---------- Given records ----------
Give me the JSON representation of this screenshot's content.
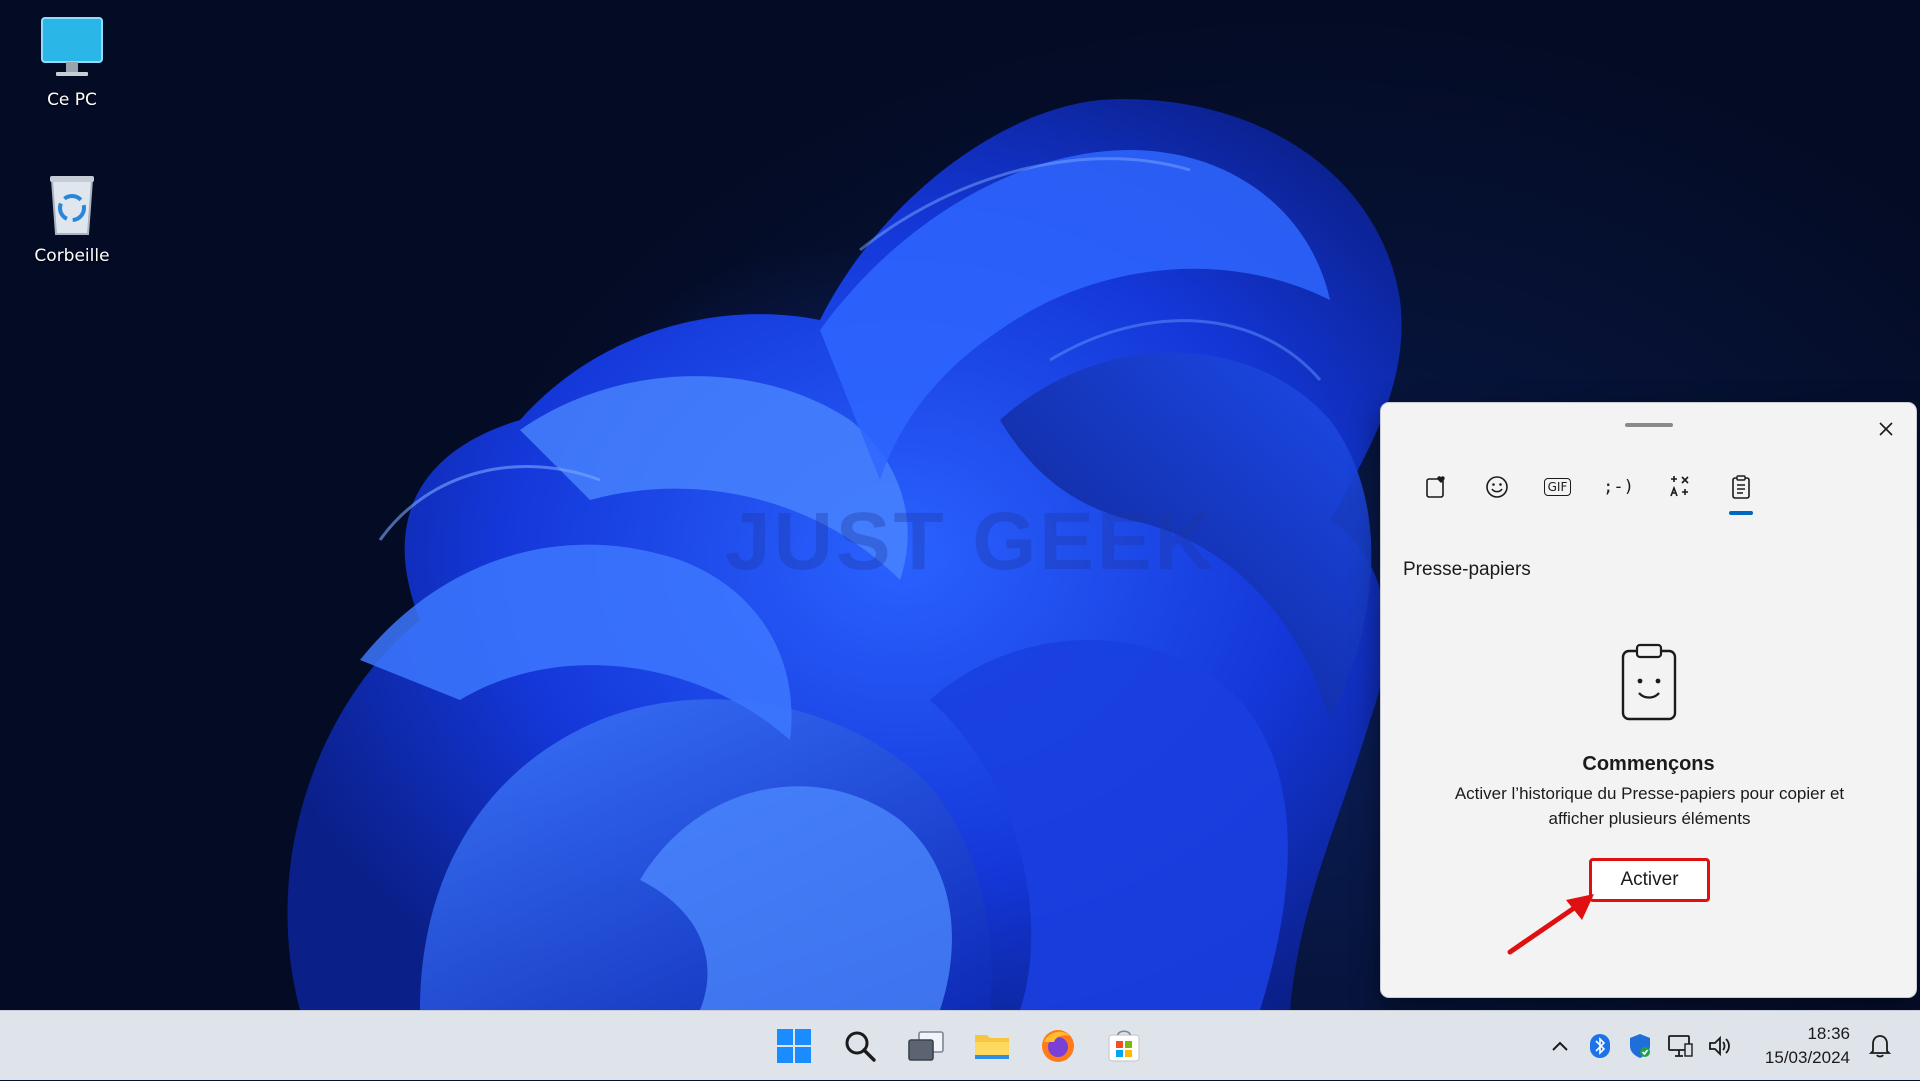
{
  "desktop": {
    "icons": [
      {
        "label": "Ce PC",
        "icon": "monitor-icon"
      },
      {
        "label": "Corbeille",
        "icon": "recycle-bin-icon"
      }
    ],
    "watermark": "JUST GEEK"
  },
  "clipboard_panel": {
    "tabs": [
      {
        "name": "favorites",
        "icon": "heart-clipboard-icon"
      },
      {
        "name": "emoji",
        "icon": "smiley-icon"
      },
      {
        "name": "gif",
        "icon": "gif-icon",
        "text": "GIF"
      },
      {
        "name": "kaomoji",
        "icon": "kaomoji-icon",
        "text": ";-)"
      },
      {
        "name": "symbols",
        "icon": "symbols-icon"
      },
      {
        "name": "clipboard",
        "icon": "clipboard-icon",
        "active": true
      }
    ],
    "section_title": "Presse-papiers",
    "empty_title": "Commençons",
    "empty_description": "Activer l’historique du Presse-papiers pour copier et afficher plusieurs éléments",
    "activate_label": "Activer",
    "highlight_color": "#e01010",
    "accent_color": "#0067c0"
  },
  "taskbar": {
    "apps": [
      {
        "name": "start",
        "icon": "windows-logo-icon"
      },
      {
        "name": "search",
        "icon": "search-icon"
      },
      {
        "name": "task-view",
        "icon": "task-view-icon"
      },
      {
        "name": "file-explorer",
        "icon": "folder-icon"
      },
      {
        "name": "firefox",
        "icon": "firefox-icon"
      },
      {
        "name": "microsoft-store",
        "icon": "store-icon"
      }
    ],
    "tray": {
      "icons": [
        "chevron-up-icon",
        "bluetooth-icon",
        "security-shield-icon",
        "network-icon",
        "volume-icon",
        "notification-bell-icon"
      ],
      "time": "18:36",
      "date": "15/03/2024"
    }
  }
}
----------
• **Exercise**: With the pictures left out, transcribe the material exactly.

• **The result**:
Give me the JSON representation of this screenshot's content.
{
  "desktop": {
    "icons": [
      {
        "label": "Ce PC",
        "icon": "monitor-icon"
      },
      {
        "label": "Corbeille",
        "icon": "recycle-bin-icon"
      }
    ],
    "watermark": "JUST GEEK"
  },
  "clipboard_panel": {
    "tabs": [
      {
        "name": "favorites",
        "icon": "heart-clipboard-icon"
      },
      {
        "name": "emoji",
        "icon": "smiley-icon"
      },
      {
        "name": "gif",
        "icon": "gif-icon",
        "text": "GIF"
      },
      {
        "name": "kaomoji",
        "icon": "kaomoji-icon",
        "text": ";-)"
      },
      {
        "name": "symbols",
        "icon": "symbols-icon"
      },
      {
        "name": "clipboard",
        "icon": "clipboard-icon",
        "active": true
      }
    ],
    "section_title": "Presse-papiers",
    "empty_title": "Commençons",
    "empty_description": "Activer l’historique du Presse-papiers pour copier et afficher plusieurs éléments",
    "activate_label": "Activer",
    "highlight_color": "#e01010",
    "accent_color": "#0067c0"
  },
  "taskbar": {
    "apps": [
      {
        "name": "start",
        "icon": "windows-logo-icon"
      },
      {
        "name": "search",
        "icon": "search-icon"
      },
      {
        "name": "task-view",
        "icon": "task-view-icon"
      },
      {
        "name": "file-explorer",
        "icon": "folder-icon"
      },
      {
        "name": "firefox",
        "icon": "firefox-icon"
      },
      {
        "name": "microsoft-store",
        "icon": "store-icon"
      }
    ],
    "tray": {
      "icons": [
        "chevron-up-icon",
        "bluetooth-icon",
        "security-shield-icon",
        "network-icon",
        "volume-icon",
        "notification-bell-icon"
      ],
      "time": "18:36",
      "date": "15/03/2024"
    }
  }
}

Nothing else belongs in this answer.